• [Problem to solve]:
Print the listing below in its entirety, character for character.

• [Available records]:
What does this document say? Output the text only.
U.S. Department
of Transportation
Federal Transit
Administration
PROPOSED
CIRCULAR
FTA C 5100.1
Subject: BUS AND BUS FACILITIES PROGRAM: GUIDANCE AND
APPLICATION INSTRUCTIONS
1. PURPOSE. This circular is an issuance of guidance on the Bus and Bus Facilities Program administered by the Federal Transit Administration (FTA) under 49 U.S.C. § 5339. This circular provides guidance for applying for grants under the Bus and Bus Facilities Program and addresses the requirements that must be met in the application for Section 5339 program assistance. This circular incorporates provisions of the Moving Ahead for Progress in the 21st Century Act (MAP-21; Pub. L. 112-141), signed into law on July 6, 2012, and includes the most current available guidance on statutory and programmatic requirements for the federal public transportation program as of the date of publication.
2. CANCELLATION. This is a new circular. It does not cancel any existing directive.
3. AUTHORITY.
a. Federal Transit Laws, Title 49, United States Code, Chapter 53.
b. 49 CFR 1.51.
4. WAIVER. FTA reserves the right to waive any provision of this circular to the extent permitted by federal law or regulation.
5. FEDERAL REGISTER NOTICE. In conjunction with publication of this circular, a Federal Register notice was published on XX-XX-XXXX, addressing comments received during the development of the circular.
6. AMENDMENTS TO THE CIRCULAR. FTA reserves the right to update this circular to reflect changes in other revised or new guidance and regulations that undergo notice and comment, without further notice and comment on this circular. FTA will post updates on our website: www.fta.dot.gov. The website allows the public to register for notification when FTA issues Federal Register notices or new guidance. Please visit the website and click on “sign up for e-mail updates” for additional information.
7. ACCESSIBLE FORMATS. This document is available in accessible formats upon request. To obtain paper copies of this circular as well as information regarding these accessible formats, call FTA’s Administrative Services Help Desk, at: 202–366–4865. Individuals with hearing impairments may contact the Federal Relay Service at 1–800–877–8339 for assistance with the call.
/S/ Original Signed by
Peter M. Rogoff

• [Result of this task]:
What does this document say? Output the text only.
U.S. Department
of Transportation
Federal Transit
Administration
PROPOSED
CIRCULAR
FTA C 5100.1
Subject: BUS AND BUS FACILITIES PROGRAM: GUIDANCE AND
APPLICATION INSTRUCTIONS
1. PURPOSE. This circular is an issuance of guidance on the Bus and Bus Facilities Program administered by the Federal Transit Administration (FTA) under 49 U.S.C. § 5339. This circular provides guidance for applying for grants under the Bus and Bus Facilities Program and addresses the requirements that must be met in the application for Section 5339 program assistance. This circular incorporates provisions of the Moving Ahead for Progress in the 21st Century Act (MAP-21; Pub. L. 112-141), signed into law on July 6, 2012, and includes the most current available guidance on statutory and programmatic requirements for the federal public transportation program as of the date of publication.
2. CANCELLATION. This is a new circular. It does not cancel any existing directive.
3. AUTHORITY.
a. Federal Transit Laws, Title 49, United States Code, Chapter 53.
b. 49 CFR 1.51.
4. WAIVER. FTA reserves the right to waive any provision of this circular to the extent permitted by federal law or regulation.
5. FEDERAL REGISTER NOTICE. In conjunction with publication of this circular, a Federal Register notice was published on XX-XX-XXXX, addressing comments received during the development of the circular.
6. AMENDMENTS TO THE CIRCULAR. FTA reserves the right to update this circular to reflect changes in other revised or new guidance and regulations that undergo notice and comment, without further notice and comment on this circular. FTA will post updates on our website: www.fta.dot.gov. The website allows the public to register for notification when FTA issues Federal Register notices or new guidance. Please visit the website and click on “sign up for e-mail updates” for additional information.
7. ACCESSIBLE FORMATS. This document is available in accessible formats upon request. To obtain paper copies of this circular as well as information regarding these accessible formats, call FTA’s Administrative Services Help Desk, at: 202–366–4865. Individuals with hearing impairments may contact the Federal Relay Service at 1–800–877–8339 for assistance with the call.
/S/ Original Signed by
Peter M. Rogoff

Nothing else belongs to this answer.